PROVIDED RECORDS:
-- -- --
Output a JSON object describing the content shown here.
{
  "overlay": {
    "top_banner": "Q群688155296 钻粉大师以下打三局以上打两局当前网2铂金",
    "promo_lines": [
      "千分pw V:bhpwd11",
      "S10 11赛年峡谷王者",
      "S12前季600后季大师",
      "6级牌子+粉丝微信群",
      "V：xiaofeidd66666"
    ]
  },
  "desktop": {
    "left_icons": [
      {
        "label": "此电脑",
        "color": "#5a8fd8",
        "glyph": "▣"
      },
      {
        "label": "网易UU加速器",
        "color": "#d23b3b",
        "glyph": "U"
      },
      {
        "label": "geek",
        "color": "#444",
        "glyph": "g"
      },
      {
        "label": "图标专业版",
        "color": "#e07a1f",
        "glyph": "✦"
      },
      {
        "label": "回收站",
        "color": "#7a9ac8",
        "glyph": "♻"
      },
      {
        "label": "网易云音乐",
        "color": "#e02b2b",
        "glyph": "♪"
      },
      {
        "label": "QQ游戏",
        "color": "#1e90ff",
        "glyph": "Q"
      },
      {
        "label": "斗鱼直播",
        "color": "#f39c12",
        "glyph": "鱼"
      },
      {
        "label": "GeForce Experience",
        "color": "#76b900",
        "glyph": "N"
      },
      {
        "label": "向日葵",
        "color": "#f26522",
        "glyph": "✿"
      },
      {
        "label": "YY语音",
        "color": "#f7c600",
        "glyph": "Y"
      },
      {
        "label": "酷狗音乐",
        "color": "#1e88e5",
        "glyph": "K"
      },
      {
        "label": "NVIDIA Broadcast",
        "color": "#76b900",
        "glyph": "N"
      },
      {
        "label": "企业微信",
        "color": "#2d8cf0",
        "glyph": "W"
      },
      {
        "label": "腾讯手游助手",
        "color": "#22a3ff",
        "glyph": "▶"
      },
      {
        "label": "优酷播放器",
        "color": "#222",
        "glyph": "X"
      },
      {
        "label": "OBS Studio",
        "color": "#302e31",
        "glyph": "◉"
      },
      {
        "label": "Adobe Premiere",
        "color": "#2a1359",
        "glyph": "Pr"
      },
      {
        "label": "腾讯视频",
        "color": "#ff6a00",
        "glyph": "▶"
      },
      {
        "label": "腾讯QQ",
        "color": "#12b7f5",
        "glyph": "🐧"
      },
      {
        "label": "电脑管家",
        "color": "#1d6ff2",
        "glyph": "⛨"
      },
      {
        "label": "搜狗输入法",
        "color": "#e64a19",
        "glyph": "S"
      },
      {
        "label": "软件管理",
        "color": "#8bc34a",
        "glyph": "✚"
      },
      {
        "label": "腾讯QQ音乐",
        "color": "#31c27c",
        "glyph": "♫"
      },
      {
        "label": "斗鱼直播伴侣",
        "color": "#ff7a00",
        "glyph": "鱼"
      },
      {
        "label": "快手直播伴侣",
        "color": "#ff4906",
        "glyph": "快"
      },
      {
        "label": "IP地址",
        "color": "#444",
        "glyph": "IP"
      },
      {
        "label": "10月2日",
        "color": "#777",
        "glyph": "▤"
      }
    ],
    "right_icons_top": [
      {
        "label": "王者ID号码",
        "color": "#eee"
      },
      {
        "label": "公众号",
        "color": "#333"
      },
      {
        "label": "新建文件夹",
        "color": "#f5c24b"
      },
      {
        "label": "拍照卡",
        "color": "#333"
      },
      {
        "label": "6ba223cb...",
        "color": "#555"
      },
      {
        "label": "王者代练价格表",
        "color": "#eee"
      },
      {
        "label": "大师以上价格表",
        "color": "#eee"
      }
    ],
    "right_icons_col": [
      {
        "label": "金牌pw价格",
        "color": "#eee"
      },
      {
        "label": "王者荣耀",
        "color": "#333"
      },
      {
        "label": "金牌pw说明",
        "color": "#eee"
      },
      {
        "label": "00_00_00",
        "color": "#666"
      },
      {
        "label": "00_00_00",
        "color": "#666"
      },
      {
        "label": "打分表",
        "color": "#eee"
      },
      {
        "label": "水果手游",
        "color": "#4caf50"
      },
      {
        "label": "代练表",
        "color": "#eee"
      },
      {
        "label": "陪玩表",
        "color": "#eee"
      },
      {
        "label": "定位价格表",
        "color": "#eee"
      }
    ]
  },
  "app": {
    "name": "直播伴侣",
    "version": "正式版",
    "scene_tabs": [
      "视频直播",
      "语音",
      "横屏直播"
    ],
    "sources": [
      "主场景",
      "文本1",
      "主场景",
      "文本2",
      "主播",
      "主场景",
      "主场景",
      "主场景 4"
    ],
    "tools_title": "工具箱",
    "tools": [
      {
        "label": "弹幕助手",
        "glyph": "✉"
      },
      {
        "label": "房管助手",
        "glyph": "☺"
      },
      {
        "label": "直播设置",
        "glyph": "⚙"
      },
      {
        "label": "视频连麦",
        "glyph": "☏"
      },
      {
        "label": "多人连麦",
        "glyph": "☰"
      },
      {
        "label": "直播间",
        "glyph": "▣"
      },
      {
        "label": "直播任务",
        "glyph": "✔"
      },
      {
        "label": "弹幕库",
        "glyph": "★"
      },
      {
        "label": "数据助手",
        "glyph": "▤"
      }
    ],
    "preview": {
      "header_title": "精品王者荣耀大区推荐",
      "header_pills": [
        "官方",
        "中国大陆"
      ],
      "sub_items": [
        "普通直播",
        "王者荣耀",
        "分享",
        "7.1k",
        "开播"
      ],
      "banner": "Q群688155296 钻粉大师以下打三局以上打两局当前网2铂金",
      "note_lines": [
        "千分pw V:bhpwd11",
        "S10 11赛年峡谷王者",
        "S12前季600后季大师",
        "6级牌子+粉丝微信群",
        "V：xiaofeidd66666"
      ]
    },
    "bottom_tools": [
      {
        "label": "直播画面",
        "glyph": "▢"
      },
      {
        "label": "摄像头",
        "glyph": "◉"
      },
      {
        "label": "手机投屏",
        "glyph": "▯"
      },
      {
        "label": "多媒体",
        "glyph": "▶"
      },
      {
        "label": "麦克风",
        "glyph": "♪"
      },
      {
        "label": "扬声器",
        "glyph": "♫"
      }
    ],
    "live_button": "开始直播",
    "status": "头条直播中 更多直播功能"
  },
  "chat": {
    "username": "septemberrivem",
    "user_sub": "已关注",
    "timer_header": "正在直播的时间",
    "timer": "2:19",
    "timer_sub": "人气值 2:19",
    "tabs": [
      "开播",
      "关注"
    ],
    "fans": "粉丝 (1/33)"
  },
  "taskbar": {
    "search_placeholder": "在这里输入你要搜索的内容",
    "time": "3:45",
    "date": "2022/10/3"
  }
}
-- -- --
PROBLEM TO SOLVE: Write the whole listing out again. Keep every line exactly as it is.

WRITTEN ANSWER:
Output a JSON object describing the content shown here.
{
  "overlay": {
    "top_banner": "Q群688155296 钻粉大师以下打三局以上打两局当前网2铂金",
    "promo_lines": [
      "千分pw V:bhpwd11",
      "S10 11赛年峡谷王者",
      "S12前季600后季大师",
      "6级牌子+粉丝微信群",
      "V：xiaofeidd66666"
    ]
  },
  "desktop": {
    "left_icons": [
      {
        "label": "此电脑",
        "color": "#5a8fd8",
        "glyph": "▣"
      },
      {
        "label": "网易UU加速器",
        "color": "#d23b3b",
        "glyph": "U"
      },
      {
        "label": "geek",
        "color": "#444",
        "glyph": "g"
      },
      {
        "label": "图标专业版",
        "color": "#e07a1f",
        "glyph": "✦"
      },
      {
        "label": "回收站",
        "color": "#7a9ac8",
        "glyph": "♻"
      },
      {
        "label": "网易云音乐",
        "color": "#e02b2b",
        "glyph": "♪"
      },
      {
        "label": "QQ游戏",
        "color": "#1e90ff",
        "glyph": "Q"
      },
      {
        "label": "斗鱼直播",
        "color": "#f39c12",
        "glyph": "鱼"
      },
      {
        "label": "GeForce Experience",
        "color": "#76b900",
        "glyph": "N"
      },
      {
        "label": "向日葵",
        "color": "#f26522",
        "glyph": "✿"
      },
      {
        "label": "YY语音",
        "color": "#f7c600",
        "glyph": "Y"
      },
      {
        "label": "酷狗音乐",
        "color": "#1e88e5",
        "glyph": "K"
      },
      {
        "label": "NVIDIA Broadcast",
        "color": "#76b900",
        "glyph": "N"
      },
      {
        "label": "企业微信",
        "color": "#2d8cf0",
        "glyph": "W"
      },
      {
        "label": "腾讯手游助手",
        "color": "#22a3ff",
        "glyph": "▶"
      },
      {
        "label": "优酷播放器",
        "color": "#222",
        "glyph": "X"
      },
      {
        "label": "OBS Studio",
        "color": "#302e31",
        "glyph": "◉"
      },
      {
        "label": "Adobe Premiere",
        "color": "#2a1359",
        "glyph": "Pr"
      },
      {
        "label": "腾讯视频",
        "color": "#ff6a00",
        "glyph": "▶"
      },
      {
        "label": "腾讯QQ",
        "color": "#12b7f5",
        "glyph": "🐧"
      },
      {
        "label": "电脑管家",
        "color": "#1d6ff2",
        "glyph": "⛨"
      },
      {
        "label": "搜狗输入法",
        "color": "#e64a19",
        "glyph": "S"
      },
      {
        "label": "软件管理",
        "color": "#8bc34a",
        "glyph": "✚"
      },
      {
        "label": "腾讯QQ音乐",
        "color": "#31c27c",
        "glyph": "♫"
      },
      {
        "label": "斗鱼直播伴侣",
        "color": "#ff7a00",
        "glyph": "鱼"
      },
      {
        "label": "快手直播伴侣",
        "color": "#ff4906",
        "glyph": "快"
      },
      {
        "label": "IP地址",
        "color": "#444",
        "glyph": "IP"
      },
      {
        "label": "10月2日",
        "color": "#777",
        "glyph": "▤"
      }
    ],
    "right_icons_top": [
      {
        "label": "王者ID号码",
        "color": "#eee"
      },
      {
        "label": "公众号",
        "color": "#333"
      },
      {
        "label": "新建文件夹",
        "color": "#f5c24b"
      },
      {
        "label": "拍照卡",
        "color": "#333"
      },
      {
        "label": "6ba223cb...",
        "color": "#555"
      },
      {
        "label": "王者代练价格表",
        "color": "#eee"
      },
      {
        "label": "大师以上价格表",
        "color": "#eee"
      }
    ],
    "right_icons_col": [
      {
        "label": "金牌pw价格",
        "color": "#eee"
      },
      {
        "label": "王者荣耀",
        "color": "#333"
      },
      {
        "label": "金牌pw说明",
        "color": "#eee"
      },
      {
        "label": "00_00_00",
        "color": "#666"
      },
      {
        "label": "00_00_00",
        "color": "#666"
      },
      {
        "label": "打分表",
        "color": "#eee"
      },
      {
        "label": "水果手游",
        "color": "#4caf50"
      },
      {
        "label": "代练表",
        "color": "#eee"
      },
      {
        "label": "陪玩表",
        "color": "#eee"
      },
      {
        "label": "定位价格表",
        "color": "#eee"
      }
    ]
  },
  "app": {
    "name": "直播伴侣",
    "version": "正式版",
    "scene_tabs": [
      "视频直播",
      "语音",
      "横屏直播"
    ],
    "sources": [
      "主场景",
      "文本1",
      "主场景",
      "文本2",
      "主播",
      "主场景",
      "主场景",
      "主场景 4"
    ],
    "tools_title": "工具箱",
    "tools": [
      {
        "label": "弹幕助手",
        "glyph": "✉"
      },
      {
        "label": "房管助手",
        "glyph": "☺"
      },
      {
        "label": "直播设置",
        "glyph": "⚙"
      },
      {
        "label": "视频连麦",
        "glyph": "☏"
      },
      {
        "label": "多人连麦",
        "glyph": "☰"
      },
      {
        "label": "直播间",
        "glyph": "▣"
      },
      {
        "label": "直播任务",
        "glyph": "✔"
      },
      {
        "label": "弹幕库",
        "glyph": "★"
      },
      {
        "label": "数据助手",
        "glyph": "▤"
      }
    ],
    "preview": {
      "header_title": "精品王者荣耀大区推荐",
      "header_pills": [
        "官方",
        "中国大陆"
      ],
      "sub_items": [
        "普通直播",
        "王者荣耀",
        "分享",
        "7.1k",
        "开播"
      ],
      "banner": "Q群688155296 钻粉大师以下打三局以上打两局当前网2铂金",
      "note_lines": [
        "千分pw V:bhpwd11",
        "S10 11赛年峡谷王者",
        "S12前季600后季大师",
        "6级牌子+粉丝微信群",
        "V：xiaofeidd66666"
      ]
    },
    "bottom_tools": [
      {
        "label": "直播画面",
        "glyph": "▢"
      },
      {
        "label": "摄像头",
        "glyph": "◉"
      },
      {
        "label": "手机投屏",
        "glyph": "▯"
      },
      {
        "label": "多媒体",
        "glyph": "▶"
      },
      {
        "label": "麦克风",
        "glyph": "♪"
      },
      {
        "label": "扬声器",
        "glyph": "♫"
      }
    ],
    "live_button": "开始直播",
    "status": "头条直播中 更多直播功能"
  },
  "chat": {
    "username": "septemberrivem",
    "user_sub": "已关注",
    "timer_header": "正在直播的时间",
    "timer": "2:19",
    "timer_sub": "人气值 2:19",
    "tabs": [
      "开播",
      "关注"
    ],
    "fans": "粉丝 (1/33)"
  },
  "taskbar": {
    "search_placeholder": "在这里输入你要搜索的内容",
    "time": "3:45",
    "date": "2022/10/3"
  }
}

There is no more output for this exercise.